**Task requirements**
[A] Edit the HPItv text by copying it between "Canadian television channel" and "the United States.", inclusive, with "flagship feed" changed to "main feed".
[B] In the HPItv text, what was the channel called before it became HPItv?

**Excerpt provided**
HPItv
- HPItv logo
- Country: Canada
- Broadcast area: National
- Headquarters: Toronto, Ontario

Programming
- Picture format: 480i (SDTV)

Ownership
- Owner: Woodbine Entertainment Group

History
- Launched: September 2001
- Former names: The Racing Network Canada (2001-2005)

Links
- Website: HPItv

= HPItv =

Canadian television channel

HPItv (Horseplayer Interactive Television) is a Canadian English language Category B specialty network owned by Woodbine Entertainment Group. HPItv broadcasts thoroughbred, standardbred, and harness racing events and related programming.

==Channels and content==
HPItv consists of 4 multiplex channels:

- HPItv is the network's flagship feed. It features thoroughbred and harness racing from up to four tracks at a time in a quad-split screen format.
- HPItv Canada provides daily live coverage of primarily Canadian racetracks.
- HPItv International provides daily live coverage from primarily U.S. racetracks. International also features Great Britain & Ireland in the mornings and Australia & Hong Kong in the evening and some overnight.
- HPItv West provides daily live coverage from primarily Western racetracks in Canada and the United States.

==History==

Only logo as TRN

In November 2000, a joint venture between The Ontario Jockey Club (90%) and BCE Media (10%) called the Ontario Jockey Club (Partnership), was granted approval by the Canadian Radio-television and Telecommunications Commission (CRTC) to launch a television channel called The Racing Network Canada, described as "a national English-language Category 2 specialty television service dedicated to Canadian and international horse racing and horse racing related programming, including live races, related commentary, odds, replays, and results."

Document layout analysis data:
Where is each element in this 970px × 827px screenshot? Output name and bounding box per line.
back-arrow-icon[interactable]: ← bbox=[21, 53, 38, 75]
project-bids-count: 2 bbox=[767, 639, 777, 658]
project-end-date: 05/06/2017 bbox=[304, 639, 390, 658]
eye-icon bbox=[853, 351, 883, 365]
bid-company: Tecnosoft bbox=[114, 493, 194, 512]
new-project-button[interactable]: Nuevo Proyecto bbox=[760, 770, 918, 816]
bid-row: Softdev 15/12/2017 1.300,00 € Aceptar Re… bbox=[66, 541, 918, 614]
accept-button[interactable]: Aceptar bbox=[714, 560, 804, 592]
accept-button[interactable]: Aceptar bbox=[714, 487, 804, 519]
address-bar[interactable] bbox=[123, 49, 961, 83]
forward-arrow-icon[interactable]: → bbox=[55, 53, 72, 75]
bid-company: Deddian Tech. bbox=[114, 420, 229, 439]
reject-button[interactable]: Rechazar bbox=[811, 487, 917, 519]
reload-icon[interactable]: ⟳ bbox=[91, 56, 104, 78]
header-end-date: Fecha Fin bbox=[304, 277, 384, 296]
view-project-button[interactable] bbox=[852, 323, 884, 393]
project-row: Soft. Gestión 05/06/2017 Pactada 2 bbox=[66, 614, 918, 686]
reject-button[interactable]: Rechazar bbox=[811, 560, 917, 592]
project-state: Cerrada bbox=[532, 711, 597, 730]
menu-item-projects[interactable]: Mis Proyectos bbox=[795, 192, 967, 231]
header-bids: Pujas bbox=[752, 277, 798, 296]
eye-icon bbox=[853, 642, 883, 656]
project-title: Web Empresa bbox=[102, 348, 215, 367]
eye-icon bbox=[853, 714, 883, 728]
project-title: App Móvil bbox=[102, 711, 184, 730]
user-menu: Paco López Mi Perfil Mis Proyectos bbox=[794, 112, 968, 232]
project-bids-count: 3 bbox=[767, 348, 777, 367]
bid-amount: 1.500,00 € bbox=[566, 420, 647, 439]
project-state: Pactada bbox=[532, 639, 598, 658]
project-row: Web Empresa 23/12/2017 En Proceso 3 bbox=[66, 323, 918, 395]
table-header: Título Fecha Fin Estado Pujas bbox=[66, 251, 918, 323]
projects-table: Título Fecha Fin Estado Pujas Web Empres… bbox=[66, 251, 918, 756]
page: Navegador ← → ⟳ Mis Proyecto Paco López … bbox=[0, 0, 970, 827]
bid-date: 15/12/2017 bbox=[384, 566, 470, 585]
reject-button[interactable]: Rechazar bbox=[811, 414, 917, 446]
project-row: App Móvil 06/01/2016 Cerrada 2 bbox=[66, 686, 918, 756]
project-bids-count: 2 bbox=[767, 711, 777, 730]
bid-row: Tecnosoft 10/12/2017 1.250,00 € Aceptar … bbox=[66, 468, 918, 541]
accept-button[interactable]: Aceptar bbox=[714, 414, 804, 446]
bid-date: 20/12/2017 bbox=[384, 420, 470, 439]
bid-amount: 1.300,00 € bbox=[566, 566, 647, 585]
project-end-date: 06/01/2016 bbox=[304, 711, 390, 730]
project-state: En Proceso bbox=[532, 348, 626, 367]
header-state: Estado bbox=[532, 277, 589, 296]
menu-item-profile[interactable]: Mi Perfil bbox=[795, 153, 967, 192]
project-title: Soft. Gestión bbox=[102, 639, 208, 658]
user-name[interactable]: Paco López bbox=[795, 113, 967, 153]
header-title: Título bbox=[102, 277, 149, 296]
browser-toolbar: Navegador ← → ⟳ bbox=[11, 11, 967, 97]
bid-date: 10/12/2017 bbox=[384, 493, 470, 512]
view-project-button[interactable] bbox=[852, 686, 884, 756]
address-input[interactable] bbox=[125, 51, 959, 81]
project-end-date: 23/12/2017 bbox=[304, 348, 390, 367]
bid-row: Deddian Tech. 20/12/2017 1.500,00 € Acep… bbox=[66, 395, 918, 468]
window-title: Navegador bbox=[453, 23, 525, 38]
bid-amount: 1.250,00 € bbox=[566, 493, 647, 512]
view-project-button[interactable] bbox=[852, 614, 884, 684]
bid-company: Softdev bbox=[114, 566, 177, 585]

**Answers for the tasks**
[A]
Canadian television channel

HPItv (Horseplayer Interactive Television) is a Canadian English language Category B specialty network owned by Woodbine Entertainment Group. HPItv broadcasts thoroughbred, standardbred, and harness racing events and related programming.

==Channels and content==
HPItv consists of 4 multiplex channels:

- HPItv is the network's main feed. It features thoroughbred and harness racing from up to four tracks at a time in a quad-split screen format.
- HPItv Canada provides daily live coverage of primarily Canadian racetracks.
- HPItv International provides daily live coverage from primarily U.S. racetracks. International also features Great Britain & Ireland in the mornings and Australia & Hong Kong in the evening and some overnight.
- HPItv West provides daily live coverage from primarily Western racetracks in Canada and the United States.

[B] The Racing Network Canada